··· SUPPLIED MATERIAL

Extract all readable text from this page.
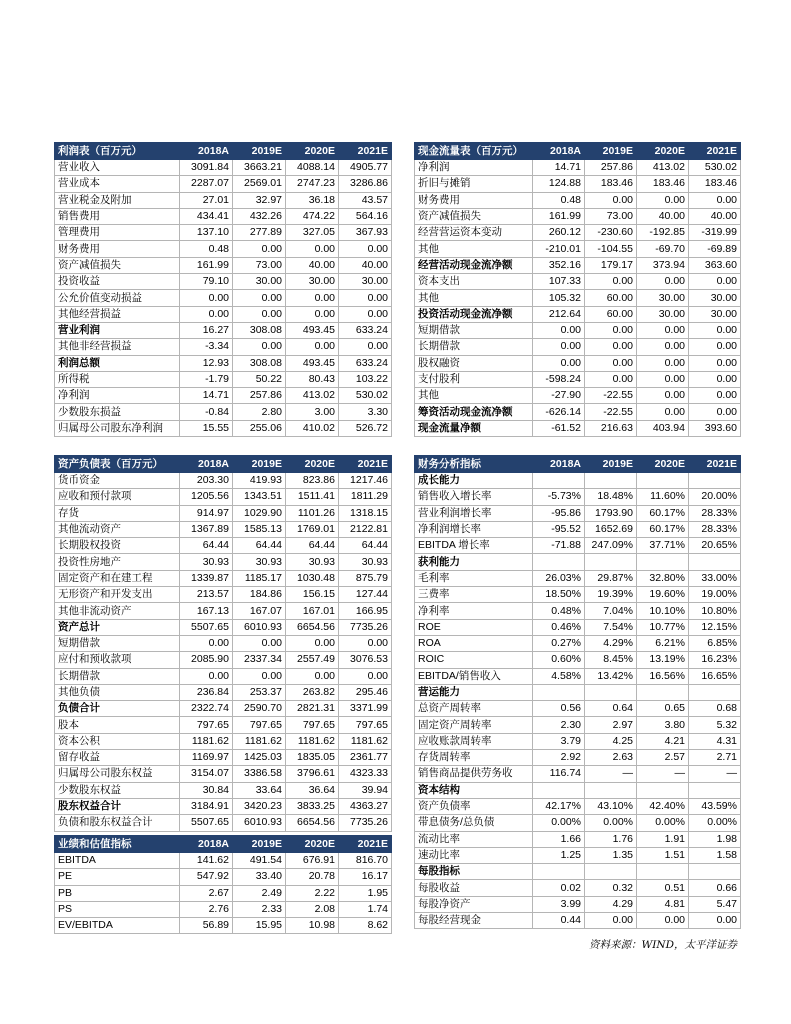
利润表（百万元）	2018A	2019E	2020E	2021E
营业收入	3091.84	3663.21	4088.14	4905.77
营业成本	2287.07	2569.01	2747.23	3286.86
营业税金及附加	27.01	32.97	36.18	43.57
销售费用	434.41	432.26	474.22	564.16
管理费用	137.10	277.89	327.05	367.93
财务费用	0.48	0.00	0.00	0.00
资产减值损失	161.99	73.00	40.00	40.00
投资收益	79.10	30.00	30.00	30.00
公允价值变动损益	0.00	0.00	0.00	0.00
其他经营损益	0.00	0.00	0.00	0.00
营业利润	16.27	308.08	493.45	633.24
其他非经营损益	-3.34	0.00	0.00	0.00
利润总额	12.93	308.08	493.45	633.24
所得税	-1.79	50.22	80.43	103.22
净利润	14.71	257.86	413.02	530.02
少数股东损益	-0.84	2.80	3.00	3.30
归属母公司股东净利润	15.55	255.06	410.02	526.72
现金流量表（百万元）	2018A	2019E	2020E	2021E
净利润	14.71	257.86	413.02	530.02
折旧与摊销	124.88	183.46	183.46	183.46
财务费用	0.48	0.00	0.00	0.00
资产减值损失	161.99	73.00	40.00	40.00
经营营运资本变动	260.12	-230.60	-192.85	-319.99
其他	-210.01	-104.55	-69.70	-69.89
经营活动现金流净额	352.16	179.17	373.94	363.60
资本支出	107.33	0.00	0.00	0.00
其他	105.32	60.00	30.00	30.00
投资活动现金流净额	212.64	60.00	30.00	30.00
短期借款	0.00	0.00	0.00	0.00
长期借款	0.00	0.00	0.00	0.00
股权融资	0.00	0.00	0.00	0.00
支付股利	-598.24	0.00	0.00	0.00
其他	-27.90	-22.55	0.00	0.00
筹资活动现金流净额	-626.14	-22.55	0.00	0.00
现金流量净额	-61.52	216.63	403.94	393.60
资产负债表（百万元）	2018A	2019E	2020E	2021E
货币资金	203.30	419.93	823.86	1217.46
应收和预付款项	1205.56	1343.51	1511.41	1811.29
存货	914.97	1029.90	1101.26	1318.15
其他流动资产	1367.89	1585.13	1769.01	2122.81
长期股权投资	64.44	64.44	64.44	64.44
投资性房地产	30.93	30.93	30.93	30.93
固定资产和在建工程	1339.87	1185.17	1030.48	875.79
无形资产和开发支出	213.57	184.86	156.15	127.44
其他非流动资产	167.13	167.07	167.01	166.95
资产总计	5507.65	6010.93	6654.56	7735.26
短期借款	0.00	0.00	0.00	0.00
应付和预收款项	2085.90	2337.34	2557.49	3076.53
长期借款	0.00	0.00	0.00	0.00
其他负债	236.84	253.37	263.82	295.46
负债合计	2322.74	2590.70	2821.31	3371.99
股本	797.65	797.65	797.65	797.65
资本公积	1181.62	1181.62	1181.62	1181.62
留存收益	1169.97	1425.03	1835.05	2361.77
归属母公司股东权益	3154.07	3386.58	3796.61	4323.33
少数股东权益	30.84	33.64	36.64	39.94
股东权益合计	3184.91	3420.23	3833.25	4363.27
负债和股东权益合计	5507.65	6010.93	6654.56	7735.26
财务分析指标	2018A	2019E	2020E	2021E
成长能力				
销售收入增长率	-5.73%	18.48%	11.60%	20.00%
营业利润增长率	-95.86	1793.90	60.17%	28.33%
净利润增长率	-95.52	1652.69	60.17%	28.33%
EBITDA 增长率	-71.88	247.09%	37.71%	20.65%
获利能力				
毛利率	26.03%	29.87%	32.80%	33.00%
三费率	18.50%	19.39%	19.60%	19.00%
净利率	0.48%	7.04%	10.10%	10.80%
ROE	0.46%	7.54%	10.77%	12.15%
ROA	0.27%	4.29%	6.21%	6.85%
ROIC	0.60%	8.45%	13.19%	16.23%
EBITDA/销售收入	4.58%	13.42%	16.56%	16.65%
营运能力				
总资产周转率	0.56	0.64	0.65	0.68
固定资产周转率	2.30	2.97	3.80	5.32
应收账款周转率	3.79	4.25	4.21	4.31
存货周转率	2.92	2.63	2.57	2.71
销售商品提供劳务收	116.74	—	—	—
资本结构				
资产负债率	42.17%	43.10%	42.40%	43.59%
带息债务/总负债	0.00%	0.00%	0.00%	0.00%
流动比率	1.66	1.76	1.91	1.98
速动比率	1.25	1.35	1.51	1.58
每股指标				
每股收益	0.02	0.32	0.51	0.66
每股净资产	3.99	4.29	4.81	5.47
每股经营现金	0.44	0.00	0.00	0.00
业绩和估值指标	2018A	2019E	2020E	2021E
EBITDA	141.62	491.54	676.91	816.70
PE	547.92	33.40	20.78	16.17
PB	2.67	2.49	2.22	1.95
PS	2.76	2.33	2.08	1.74
EV/EBITDA	56.89	15.95	10.98	8.62
资料来源：WIND，太平洋证券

······

# [WHAT IS ASKED]
Write every record out again exactly; no pictures belong in the copy.

# [EXERCISE RESPONSE]
Extract all readable text from this page.
利润表（百万元）	2018A	2019E	2020E	2021E
营业收入	3091.84	3663.21	4088.14	4905.77
营业成本	2287.07	2569.01	2747.23	3286.86
营业税金及附加	27.01	32.97	36.18	43.57
销售费用	434.41	432.26	474.22	564.16
管理费用	137.10	277.89	327.05	367.93
财务费用	0.48	0.00	0.00	0.00
资产减值损失	161.99	73.00	40.00	40.00
投资收益	79.10	30.00	30.00	30.00
公允价值变动损益	0.00	0.00	0.00	0.00
其他经营损益	0.00	0.00	0.00	0.00
营业利润	16.27	308.08	493.45	633.24
其他非经营损益	-3.34	0.00	0.00	0.00
利润总额	12.93	308.08	493.45	633.24
所得税	-1.79	50.22	80.43	103.22
净利润	14.71	257.86	413.02	530.02
少数股东损益	-0.84	2.80	3.00	3.30
归属母公司股东净利润	15.55	255.06	410.02	526.72
现金流量表（百万元）	2018A	2019E	2020E	2021E
净利润	14.71	257.86	413.02	530.02
折旧与摊销	124.88	183.46	183.46	183.46
财务费用	0.48	0.00	0.00	0.00
资产减值损失	161.99	73.00	40.00	40.00
经营营运资本变动	260.12	-230.60	-192.85	-319.99
其他	-210.01	-104.55	-69.70	-69.89
经营活动现金流净额	352.16	179.17	373.94	363.60
资本支出	107.33	0.00	0.00	0.00
其他	105.32	60.00	30.00	30.00
投资活动现金流净额	212.64	60.00	30.00	30.00
短期借款	0.00	0.00	0.00	0.00
长期借款	0.00	0.00	0.00	0.00
股权融资	0.00	0.00	0.00	0.00
支付股利	-598.24	0.00	0.00	0.00
其他	-27.90	-22.55	0.00	0.00
筹资活动现金流净额	-626.14	-22.55	0.00	0.00
现金流量净额	-61.52	216.63	403.94	393.60
资产负债表（百万元）	2018A	2019E	2020E	2021E
货币资金	203.30	419.93	823.86	1217.46
应收和预付款项	1205.56	1343.51	1511.41	1811.29
存货	914.97	1029.90	1101.26	1318.15
其他流动资产	1367.89	1585.13	1769.01	2122.81
长期股权投资	64.44	64.44	64.44	64.44
投资性房地产	30.93	30.93	30.93	30.93
固定资产和在建工程	1339.87	1185.17	1030.48	875.79
无形资产和开发支出	213.57	184.86	156.15	127.44
其他非流动资产	167.13	167.07	167.01	166.95
资产总计	5507.65	6010.93	6654.56	7735.26
短期借款	0.00	0.00	0.00	0.00
应付和预收款项	2085.90	2337.34	2557.49	3076.53
长期借款	0.00	0.00	0.00	0.00
其他负债	236.84	253.37	263.82	295.46
负债合计	2322.74	2590.70	2821.31	3371.99
股本	797.65	797.65	797.65	797.65
资本公积	1181.62	1181.62	1181.62	1181.62
留存收益	1169.97	1425.03	1835.05	2361.77
归属母公司股东权益	3154.07	3386.58	3796.61	4323.33
少数股东权益	30.84	33.64	36.64	39.94
股东权益合计	3184.91	3420.23	3833.25	4363.27
负债和股东权益合计	5507.65	6010.93	6654.56	7735.26
财务分析指标	2018A	2019E	2020E	2021E
成长能力				
销售收入增长率	-5.73%	18.48%	11.60%	20.00%
营业利润增长率	-95.86	1793.90	60.17%	28.33%
净利润增长率	-95.52	1652.69	60.17%	28.33%
EBITDA 增长率	-71.88	247.09%	37.71%	20.65%
获利能力				
毛利率	26.03%	29.87%	32.80%	33.00%
三费率	18.50%	19.39%	19.60%	19.00%
净利率	0.48%	7.04%	10.10%	10.80%
ROE	0.46%	7.54%	10.77%	12.15%
ROA	0.27%	4.29%	6.21%	6.85%
ROIC	0.60%	8.45%	13.19%	16.23%
EBITDA/销售收入	4.58%	13.42%	16.56%	16.65%
营运能力				
总资产周转率	0.56	0.64	0.65	0.68
固定资产周转率	2.30	2.97	3.80	5.32
应收账款周转率	3.79	4.25	4.21	4.31
存货周转率	2.92	2.63	2.57	2.71
销售商品提供劳务收	116.74	—	—	—
资本结构				
资产负债率	42.17%	43.10%	42.40%	43.59%
带息债务/总负债	0.00%	0.00%	0.00%	0.00%
流动比率	1.66	1.76	1.91	1.98
速动比率	1.25	1.35	1.51	1.58
每股指标				
每股收益	0.02	0.32	0.51	0.66
每股净资产	3.99	4.29	4.81	5.47
每股经营现金	0.44	0.00	0.00	0.00
业绩和估值指标	2018A	2019E	2020E	2021E
EBITDA	141.62	491.54	676.91	816.70
PE	547.92	33.40	20.78	16.17
PB	2.67	2.49	2.22	1.95
PS	2.76	2.33	2.08	1.74
EV/EBITDA	56.89	15.95	10.98	8.62
资料来源：WIND，太平洋证券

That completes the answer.